Task description
Find every line in the records below that holds the word "RONDIA" and copy it.

Data supplied

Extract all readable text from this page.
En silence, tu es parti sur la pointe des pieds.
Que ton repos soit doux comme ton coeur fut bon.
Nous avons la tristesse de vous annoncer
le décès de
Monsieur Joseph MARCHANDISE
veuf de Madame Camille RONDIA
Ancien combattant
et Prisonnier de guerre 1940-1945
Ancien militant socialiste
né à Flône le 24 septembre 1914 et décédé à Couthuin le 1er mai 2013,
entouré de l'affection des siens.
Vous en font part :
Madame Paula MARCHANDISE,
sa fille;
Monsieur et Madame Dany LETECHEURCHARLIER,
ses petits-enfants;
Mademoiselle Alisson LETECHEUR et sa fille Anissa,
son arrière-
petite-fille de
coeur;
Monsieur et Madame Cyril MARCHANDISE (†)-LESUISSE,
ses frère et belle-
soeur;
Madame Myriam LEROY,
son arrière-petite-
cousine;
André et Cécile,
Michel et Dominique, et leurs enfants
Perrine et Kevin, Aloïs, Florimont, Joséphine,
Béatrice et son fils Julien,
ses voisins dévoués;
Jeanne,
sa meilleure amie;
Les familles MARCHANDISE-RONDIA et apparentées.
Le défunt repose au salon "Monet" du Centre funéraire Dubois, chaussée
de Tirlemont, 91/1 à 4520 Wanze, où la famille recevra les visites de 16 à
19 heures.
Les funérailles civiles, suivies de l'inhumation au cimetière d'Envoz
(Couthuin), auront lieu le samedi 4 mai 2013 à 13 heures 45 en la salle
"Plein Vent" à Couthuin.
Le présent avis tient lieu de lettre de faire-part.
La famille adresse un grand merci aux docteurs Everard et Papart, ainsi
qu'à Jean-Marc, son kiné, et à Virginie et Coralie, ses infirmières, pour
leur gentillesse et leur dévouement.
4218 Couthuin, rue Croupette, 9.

Solution to this task
veuf de Madame Camille RONDIA
Les familles MARCHANDISE-RONDIA et apparentées.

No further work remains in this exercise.